→ **WHAT THIS TASK INVOLVES**: Repeat the listing below in full, exactly as it stands.

[Collected data entries]
--------

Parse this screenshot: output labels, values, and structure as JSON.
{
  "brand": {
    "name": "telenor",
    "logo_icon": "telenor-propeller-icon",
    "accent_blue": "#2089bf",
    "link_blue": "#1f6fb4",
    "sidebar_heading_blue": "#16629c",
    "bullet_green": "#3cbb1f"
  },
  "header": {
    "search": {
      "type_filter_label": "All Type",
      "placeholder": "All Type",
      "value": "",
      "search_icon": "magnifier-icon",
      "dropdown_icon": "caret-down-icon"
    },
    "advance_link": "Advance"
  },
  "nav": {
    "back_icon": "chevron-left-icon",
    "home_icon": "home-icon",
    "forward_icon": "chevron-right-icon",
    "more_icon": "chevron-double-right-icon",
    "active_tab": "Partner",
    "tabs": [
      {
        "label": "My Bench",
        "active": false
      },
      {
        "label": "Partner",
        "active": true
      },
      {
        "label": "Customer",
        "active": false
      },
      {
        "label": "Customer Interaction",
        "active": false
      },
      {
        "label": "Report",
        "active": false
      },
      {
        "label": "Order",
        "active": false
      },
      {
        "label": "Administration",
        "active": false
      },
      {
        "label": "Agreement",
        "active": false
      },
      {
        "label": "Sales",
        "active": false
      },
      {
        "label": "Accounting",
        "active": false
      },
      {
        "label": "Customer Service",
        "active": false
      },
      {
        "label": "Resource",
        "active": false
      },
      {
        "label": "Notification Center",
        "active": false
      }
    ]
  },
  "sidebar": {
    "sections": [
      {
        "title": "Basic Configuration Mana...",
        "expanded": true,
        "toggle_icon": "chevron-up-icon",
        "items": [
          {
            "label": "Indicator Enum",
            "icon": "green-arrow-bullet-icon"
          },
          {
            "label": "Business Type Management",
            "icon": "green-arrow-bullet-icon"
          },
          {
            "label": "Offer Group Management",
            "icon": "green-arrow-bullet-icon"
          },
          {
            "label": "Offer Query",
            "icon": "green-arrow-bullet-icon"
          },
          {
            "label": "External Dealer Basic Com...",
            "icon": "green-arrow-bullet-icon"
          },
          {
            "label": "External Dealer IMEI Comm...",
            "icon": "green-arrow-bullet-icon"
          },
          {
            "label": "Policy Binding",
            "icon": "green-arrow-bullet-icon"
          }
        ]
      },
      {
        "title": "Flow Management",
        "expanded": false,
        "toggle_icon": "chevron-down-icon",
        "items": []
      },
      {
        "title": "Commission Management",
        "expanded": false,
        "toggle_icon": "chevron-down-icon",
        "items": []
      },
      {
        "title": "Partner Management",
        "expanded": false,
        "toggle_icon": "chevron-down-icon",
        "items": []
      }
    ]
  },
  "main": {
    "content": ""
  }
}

--------

→ **ANSWER FOR THIS EXERCISE**:
Parse this screenshot: output labels, values, and structure as JSON.
{
  "brand": {
    "name": "telenor",
    "logo_icon": "telenor-propeller-icon",
    "accent_blue": "#2089bf",
    "link_blue": "#1f6fb4",
    "sidebar_heading_blue": "#16629c",
    "bullet_green": "#3cbb1f"
  },
  "header": {
    "search": {
      "type_filter_label": "All Type",
      "placeholder": "All Type",
      "value": "",
      "search_icon": "magnifier-icon",
      "dropdown_icon": "caret-down-icon"
    },
    "advance_link": "Advance"
  },
  "nav": {
    "back_icon": "chevron-left-icon",
    "home_icon": "home-icon",
    "forward_icon": "chevron-right-icon",
    "more_icon": "chevron-double-right-icon",
    "active_tab": "Partner",
    "tabs": [
      {
        "label": "My Bench",
        "active": false
      },
      {
        "label": "Partner",
        "active": true
      },
      {
        "label": "Customer",
        "active": false
      },
      {
        "label": "Customer Interaction",
        "active": false
      },
      {
        "label": "Report",
        "active": false
      },
      {
        "label": "Order",
        "active": false
      },
      {
        "label": "Administration",
        "active": false
      },
      {
        "label": "Agreement",
        "active": false
      },
      {
        "label": "Sales",
        "active": false
      },
      {
        "label": "Accounting",
        "active": false
      },
      {
        "label": "Customer Service",
        "active": false
      },
      {
        "label": "Resource",
        "active": false
      },
      {
        "label": "Notification Center",
        "active": false
      }
    ]
  },
  "sidebar": {
    "sections": [
      {
        "title": "Basic Configuration Mana...",
        "expanded": true,
        "toggle_icon": "chevron-up-icon",
        "items": [
          {
            "label": "Indicator Enum",
            "icon": "green-arrow-bullet-icon"
          },
          {
            "label": "Business Type Management",
            "icon": "green-arrow-bullet-icon"
          },
          {
            "label": "Offer Group Management",
            "icon": "green-arrow-bullet-icon"
          },
          {
            "label": "Offer Query",
            "icon": "green-arrow-bullet-icon"
          },
          {
            "label": "External Dealer Basic Com...",
            "icon": "green-arrow-bullet-icon"
          },
          {
            "label": "External Dealer IMEI Comm...",
            "icon": "green-arrow-bullet-icon"
          },
          {
            "label": "Policy Binding",
            "icon": "green-arrow-bullet-icon"
          }
        ]
      },
      {
        "title": "Flow Management",
        "expanded": false,
        "toggle_icon": "chevron-down-icon",
        "items": []
      },
      {
        "title": "Commission Management",
        "expanded": false,
        "toggle_icon": "chevron-down-icon",
        "items": []
      },
      {
        "title": "Partner Management",
        "expanded": false,
        "toggle_icon": "chevron-down-icon",
        "items": []
      }
    ]
  },
  "main": {
    "content": ""
  }
}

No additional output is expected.